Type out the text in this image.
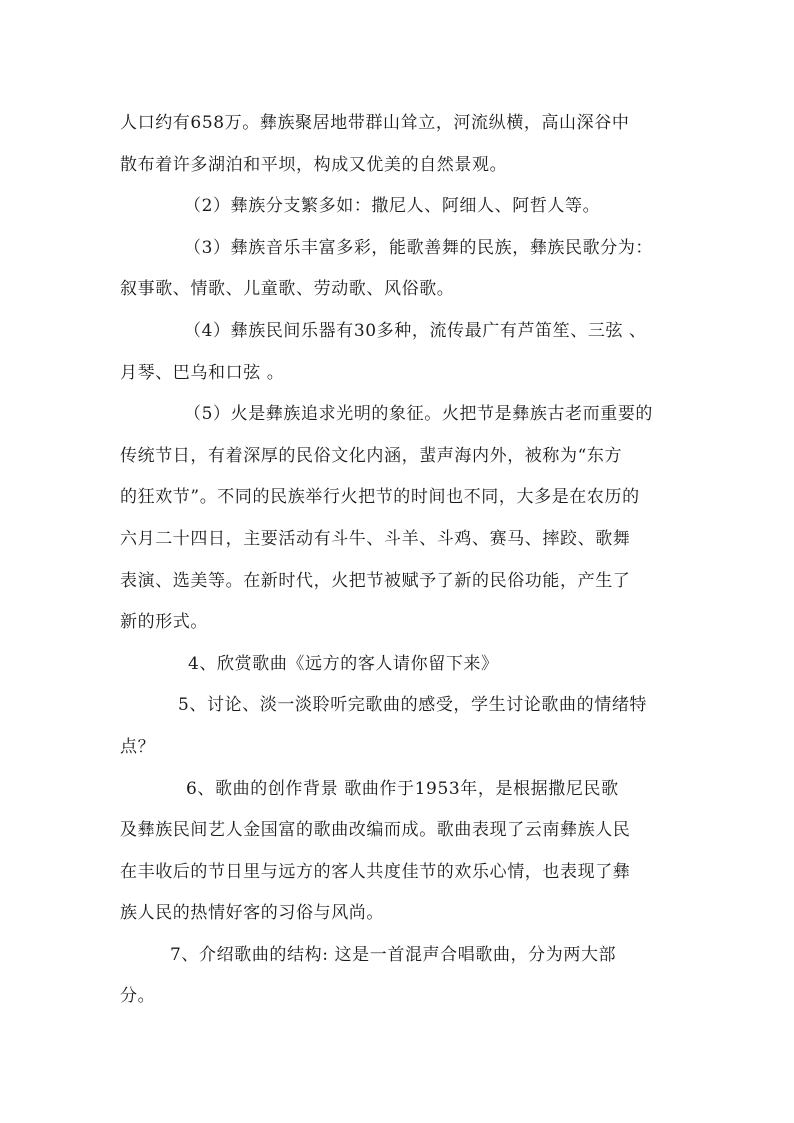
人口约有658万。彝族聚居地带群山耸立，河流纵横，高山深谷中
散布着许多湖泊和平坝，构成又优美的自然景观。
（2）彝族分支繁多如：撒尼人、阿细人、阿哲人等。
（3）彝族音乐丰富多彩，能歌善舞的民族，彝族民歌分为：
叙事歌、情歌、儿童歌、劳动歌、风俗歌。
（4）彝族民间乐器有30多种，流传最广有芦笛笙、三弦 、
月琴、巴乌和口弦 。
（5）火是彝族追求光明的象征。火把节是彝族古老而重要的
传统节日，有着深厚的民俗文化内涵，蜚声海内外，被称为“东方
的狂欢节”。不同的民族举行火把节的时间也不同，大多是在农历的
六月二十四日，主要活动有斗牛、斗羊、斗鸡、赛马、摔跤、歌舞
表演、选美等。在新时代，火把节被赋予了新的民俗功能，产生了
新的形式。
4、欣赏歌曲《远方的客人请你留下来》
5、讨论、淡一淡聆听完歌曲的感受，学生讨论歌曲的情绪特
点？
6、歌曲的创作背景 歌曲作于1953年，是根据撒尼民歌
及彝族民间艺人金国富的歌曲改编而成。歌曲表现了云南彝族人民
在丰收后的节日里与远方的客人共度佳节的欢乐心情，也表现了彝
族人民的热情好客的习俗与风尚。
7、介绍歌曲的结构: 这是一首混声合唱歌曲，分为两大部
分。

WHAT THE TASK REQUIRES: The records above must be echoed exactly, minus their pictures.

REPLY:
Type out the text in this image.
人口约有658万。彝族聚居地带群山耸立，河流纵横，高山深谷中
散布着许多湖泊和平坝，构成又优美的自然景观。
（2）彝族分支繁多如：撒尼人、阿细人、阿哲人等。
（3）彝族音乐丰富多彩，能歌善舞的民族，彝族民歌分为：
叙事歌、情歌、儿童歌、劳动歌、风俗歌。
（4）彝族民间乐器有30多种，流传最广有芦笛笙、三弦 、
月琴、巴乌和口弦 。
（5）火是彝族追求光明的象征。火把节是彝族古老而重要的
传统节日，有着深厚的民俗文化内涵，蜚声海内外，被称为“东方
的狂欢节”。不同的民族举行火把节的时间也不同，大多是在农历的
六月二十四日，主要活动有斗牛、斗羊、斗鸡、赛马、摔跤、歌舞
表演、选美等。在新时代，火把节被赋予了新的民俗功能，产生了
新的形式。
4、欣赏歌曲《远方的客人请你留下来》
5、讨论、淡一淡聆听完歌曲的感受，学生讨论歌曲的情绪特
点？
6、歌曲的创作背景 歌曲作于1953年，是根据撒尼民歌
及彝族民间艺人金国富的歌曲改编而成。歌曲表现了云南彝族人民
在丰收后的节日里与远方的客人共度佳节的欢乐心情，也表现了彝
族人民的热情好客的习俗与风尚。
7、介绍歌曲的结构: 这是一首混声合唱歌曲，分为两大部
分。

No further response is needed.